→ AIM OF THE TASK: Copy out the entries below in full and exactly.
==========
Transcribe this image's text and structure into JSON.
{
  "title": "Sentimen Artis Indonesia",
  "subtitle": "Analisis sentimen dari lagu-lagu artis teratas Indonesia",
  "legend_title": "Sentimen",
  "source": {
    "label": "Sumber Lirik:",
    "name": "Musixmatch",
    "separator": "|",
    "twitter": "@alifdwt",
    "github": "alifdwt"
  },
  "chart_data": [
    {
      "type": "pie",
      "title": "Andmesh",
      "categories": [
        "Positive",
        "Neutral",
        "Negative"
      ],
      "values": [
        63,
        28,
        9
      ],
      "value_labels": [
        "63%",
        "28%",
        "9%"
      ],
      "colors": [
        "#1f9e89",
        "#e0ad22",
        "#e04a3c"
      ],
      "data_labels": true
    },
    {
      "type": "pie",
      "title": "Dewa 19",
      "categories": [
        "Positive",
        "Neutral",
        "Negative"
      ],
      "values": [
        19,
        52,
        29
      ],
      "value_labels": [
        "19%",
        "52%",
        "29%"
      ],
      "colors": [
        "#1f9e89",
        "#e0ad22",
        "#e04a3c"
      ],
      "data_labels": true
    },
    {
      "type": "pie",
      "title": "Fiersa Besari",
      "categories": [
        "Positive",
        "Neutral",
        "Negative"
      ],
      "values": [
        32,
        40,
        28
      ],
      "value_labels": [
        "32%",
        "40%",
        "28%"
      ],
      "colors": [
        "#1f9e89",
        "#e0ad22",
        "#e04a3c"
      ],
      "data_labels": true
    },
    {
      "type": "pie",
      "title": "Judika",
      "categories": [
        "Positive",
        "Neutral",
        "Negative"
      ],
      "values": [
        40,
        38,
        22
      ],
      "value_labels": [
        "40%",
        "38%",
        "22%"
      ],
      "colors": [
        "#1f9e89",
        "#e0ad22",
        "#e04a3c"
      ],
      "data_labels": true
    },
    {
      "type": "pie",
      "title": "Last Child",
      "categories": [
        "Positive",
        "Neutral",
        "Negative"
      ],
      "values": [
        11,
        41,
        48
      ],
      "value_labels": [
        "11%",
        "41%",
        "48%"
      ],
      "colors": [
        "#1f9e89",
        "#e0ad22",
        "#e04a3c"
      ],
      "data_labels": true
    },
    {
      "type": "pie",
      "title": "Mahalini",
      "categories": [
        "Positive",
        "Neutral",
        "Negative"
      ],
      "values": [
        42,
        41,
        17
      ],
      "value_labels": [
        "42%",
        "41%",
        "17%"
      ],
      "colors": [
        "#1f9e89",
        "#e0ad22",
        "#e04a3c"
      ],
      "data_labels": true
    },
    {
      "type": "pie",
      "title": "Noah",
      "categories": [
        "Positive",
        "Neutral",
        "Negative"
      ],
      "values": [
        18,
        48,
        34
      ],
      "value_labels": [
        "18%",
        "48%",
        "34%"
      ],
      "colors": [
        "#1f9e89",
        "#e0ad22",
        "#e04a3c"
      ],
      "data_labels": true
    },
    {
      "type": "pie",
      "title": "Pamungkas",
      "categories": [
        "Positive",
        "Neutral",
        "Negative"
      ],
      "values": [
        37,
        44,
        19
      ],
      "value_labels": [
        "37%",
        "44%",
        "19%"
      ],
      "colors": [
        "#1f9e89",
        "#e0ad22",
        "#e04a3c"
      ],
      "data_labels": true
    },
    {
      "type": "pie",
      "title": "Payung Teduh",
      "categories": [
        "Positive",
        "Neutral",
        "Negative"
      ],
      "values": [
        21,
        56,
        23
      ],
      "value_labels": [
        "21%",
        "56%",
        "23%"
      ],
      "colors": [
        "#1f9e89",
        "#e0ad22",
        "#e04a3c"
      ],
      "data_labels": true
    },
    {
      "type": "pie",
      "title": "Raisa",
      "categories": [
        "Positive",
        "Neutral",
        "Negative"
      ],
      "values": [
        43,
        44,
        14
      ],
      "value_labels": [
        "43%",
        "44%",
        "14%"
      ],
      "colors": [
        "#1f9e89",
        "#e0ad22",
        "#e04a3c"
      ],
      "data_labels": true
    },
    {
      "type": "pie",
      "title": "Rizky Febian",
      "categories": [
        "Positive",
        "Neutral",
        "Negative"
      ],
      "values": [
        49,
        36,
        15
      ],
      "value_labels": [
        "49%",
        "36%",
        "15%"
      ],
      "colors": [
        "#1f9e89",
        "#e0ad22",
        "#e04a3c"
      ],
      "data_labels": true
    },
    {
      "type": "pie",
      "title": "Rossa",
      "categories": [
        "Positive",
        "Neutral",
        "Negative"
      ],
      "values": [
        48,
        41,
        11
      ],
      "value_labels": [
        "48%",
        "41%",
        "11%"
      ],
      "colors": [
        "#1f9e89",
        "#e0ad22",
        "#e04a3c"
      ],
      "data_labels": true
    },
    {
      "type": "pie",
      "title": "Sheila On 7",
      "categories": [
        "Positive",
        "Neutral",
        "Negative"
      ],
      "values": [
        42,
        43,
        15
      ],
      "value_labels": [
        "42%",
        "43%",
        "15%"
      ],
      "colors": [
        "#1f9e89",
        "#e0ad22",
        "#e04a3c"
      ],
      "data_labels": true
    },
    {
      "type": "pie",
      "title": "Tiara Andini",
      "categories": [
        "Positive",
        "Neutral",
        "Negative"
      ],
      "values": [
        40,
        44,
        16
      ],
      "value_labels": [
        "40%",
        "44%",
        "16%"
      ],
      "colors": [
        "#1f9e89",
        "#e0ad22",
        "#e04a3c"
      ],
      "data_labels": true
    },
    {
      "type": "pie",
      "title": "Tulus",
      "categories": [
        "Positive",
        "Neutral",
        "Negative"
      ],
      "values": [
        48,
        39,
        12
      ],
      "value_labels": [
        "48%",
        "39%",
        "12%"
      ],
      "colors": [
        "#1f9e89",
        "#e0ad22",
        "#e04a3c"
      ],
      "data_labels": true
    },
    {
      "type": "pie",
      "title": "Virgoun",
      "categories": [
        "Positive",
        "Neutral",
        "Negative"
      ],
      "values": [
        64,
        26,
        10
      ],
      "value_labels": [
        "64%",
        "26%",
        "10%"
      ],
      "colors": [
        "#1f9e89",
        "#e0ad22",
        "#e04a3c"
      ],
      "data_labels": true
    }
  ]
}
==========
→ RIGHT ANSWER:
Transcribe this image's text and structure into JSON.
{
  "title": "Sentimen Artis Indonesia",
  "subtitle": "Analisis sentimen dari lagu-lagu artis teratas Indonesia",
  "legend_title": "Sentimen",
  "source": {
    "label": "Sumber Lirik:",
    "name": "Musixmatch",
    "separator": "|",
    "twitter": "@alifdwt",
    "github": "alifdwt"
  },
  "chart_data": [
    {
      "type": "pie",
      "title": "Andmesh",
      "categories": [
        "Positive",
        "Neutral",
        "Negative"
      ],
      "values": [
        63,
        28,
        9
      ],
      "value_labels": [
        "63%",
        "28%",
        "9%"
      ],
      "colors": [
        "#1f9e89",
        "#e0ad22",
        "#e04a3c"
      ],
      "data_labels": true
    },
    {
      "type": "pie",
      "title": "Dewa 19",
      "categories": [
        "Positive",
        "Neutral",
        "Negative"
      ],
      "values": [
        19,
        52,
        29
      ],
      "value_labels": [
        "19%",
        "52%",
        "29%"
      ],
      "colors": [
        "#1f9e89",
        "#e0ad22",
        "#e04a3c"
      ],
      "data_labels": true
    },
    {
      "type": "pie",
      "title": "Fiersa Besari",
      "categories": [
        "Positive",
        "Neutral",
        "Negative"
      ],
      "values": [
        32,
        40,
        28
      ],
      "value_labels": [
        "32%",
        "40%",
        "28%"
      ],
      "colors": [
        "#1f9e89",
        "#e0ad22",
        "#e04a3c"
      ],
      "data_labels": true
    },
    {
      "type": "pie",
      "title": "Judika",
      "categories": [
        "Positive",
        "Neutral",
        "Negative"
      ],
      "values": [
        40,
        38,
        22
      ],
      "value_labels": [
        "40%",
        "38%",
        "22%"
      ],
      "colors": [
        "#1f9e89",
        "#e0ad22",
        "#e04a3c"
      ],
      "data_labels": true
    },
    {
      "type": "pie",
      "title": "Last Child",
      "categories": [
        "Positive",
        "Neutral",
        "Negative"
      ],
      "values": [
        11,
        41,
        48
      ],
      "value_labels": [
        "11%",
        "41%",
        "48%"
      ],
      "colors": [
        "#1f9e89",
        "#e0ad22",
        "#e04a3c"
      ],
      "data_labels": true
    },
    {
      "type": "pie",
      "title": "Mahalini",
      "categories": [
        "Positive",
        "Neutral",
        "Negative"
      ],
      "values": [
        42,
        41,
        17
      ],
      "value_labels": [
        "42%",
        "41%",
        "17%"
      ],
      "colors": [
        "#1f9e89",
        "#e0ad22",
        "#e04a3c"
      ],
      "data_labels": true
    },
    {
      "type": "pie",
      "title": "Noah",
      "categories": [
        "Positive",
        "Neutral",
        "Negative"
      ],
      "values": [
        18,
        48,
        34
      ],
      "value_labels": [
        "18%",
        "48%",
        "34%"
      ],
      "colors": [
        "#1f9e89",
        "#e0ad22",
        "#e04a3c"
      ],
      "data_labels": true
    },
    {
      "type": "pie",
      "title": "Pamungkas",
      "categories": [
        "Positive",
        "Neutral",
        "Negative"
      ],
      "values": [
        37,
        44,
        19
      ],
      "value_labels": [
        "37%",
        "44%",
        "19%"
      ],
      "colors": [
        "#1f9e89",
        "#e0ad22",
        "#e04a3c"
      ],
      "data_labels": true
    },
    {
      "type": "pie",
      "title": "Payung Teduh",
      "categories": [
        "Positive",
        "Neutral",
        "Negative"
      ],
      "values": [
        21,
        56,
        23
      ],
      "value_labels": [
        "21%",
        "56%",
        "23%"
      ],
      "colors": [
        "#1f9e89",
        "#e0ad22",
        "#e04a3c"
      ],
      "data_labels": true
    },
    {
      "type": "pie",
      "title": "Raisa",
      "categories": [
        "Positive",
        "Neutral",
        "Negative"
      ],
      "values": [
        43,
        44,
        14
      ],
      "value_labels": [
        "43%",
        "44%",
        "14%"
      ],
      "colors": [
        "#1f9e89",
        "#e0ad22",
        "#e04a3c"
      ],
      "data_labels": true
    },
    {
      "type": "pie",
      "title": "Rizky Febian",
      "categories": [
        "Positive",
        "Neutral",
        "Negative"
      ],
      "values": [
        49,
        36,
        15
      ],
      "value_labels": [
        "49%",
        "36%",
        "15%"
      ],
      "colors": [
        "#1f9e89",
        "#e0ad22",
        "#e04a3c"
      ],
      "data_labels": true
    },
    {
      "type": "pie",
      "title": "Rossa",
      "categories": [
        "Positive",
        "Neutral",
        "Negative"
      ],
      "values": [
        48,
        41,
        11
      ],
      "value_labels": [
        "48%",
        "41%",
        "11%"
      ],
      "colors": [
        "#1f9e89",
        "#e0ad22",
        "#e04a3c"
      ],
      "data_labels": true
    },
    {
      "type": "pie",
      "title": "Sheila On 7",
      "categories": [
        "Positive",
        "Neutral",
        "Negative"
      ],
      "values": [
        42,
        43,
        15
      ],
      "value_labels": [
        "42%",
        "43%",
        "15%"
      ],
      "colors": [
        "#1f9e89",
        "#e0ad22",
        "#e04a3c"
      ],
      "data_labels": true
    },
    {
      "type": "pie",
      "title": "Tiara Andini",
      "categories": [
        "Positive",
        "Neutral",
        "Negative"
      ],
      "values": [
        40,
        44,
        16
      ],
      "value_labels": [
        "40%",
        "44%",
        "16%"
      ],
      "colors": [
        "#1f9e89",
        "#e0ad22",
        "#e04a3c"
      ],
      "data_labels": true
    },
    {
      "type": "pie",
      "title": "Tulus",
      "categories": [
        "Positive",
        "Neutral",
        "Negative"
      ],
      "values": [
        48,
        39,
        12
      ],
      "value_labels": [
        "48%",
        "39%",
        "12%"
      ],
      "colors": [
        "#1f9e89",
        "#e0ad22",
        "#e04a3c"
      ],
      "data_labels": true
    },
    {
      "type": "pie",
      "title": "Virgoun",
      "categories": [
        "Positive",
        "Neutral",
        "Negative"
      ],
      "values": [
        64,
        26,
        10
      ],
      "value_labels": [
        "64%",
        "26%",
        "10%"
      ],
      "colors": [
        "#1f9e89",
        "#e0ad22",
        "#e04a3c"
      ],
      "data_labels": true
    }
  ]
}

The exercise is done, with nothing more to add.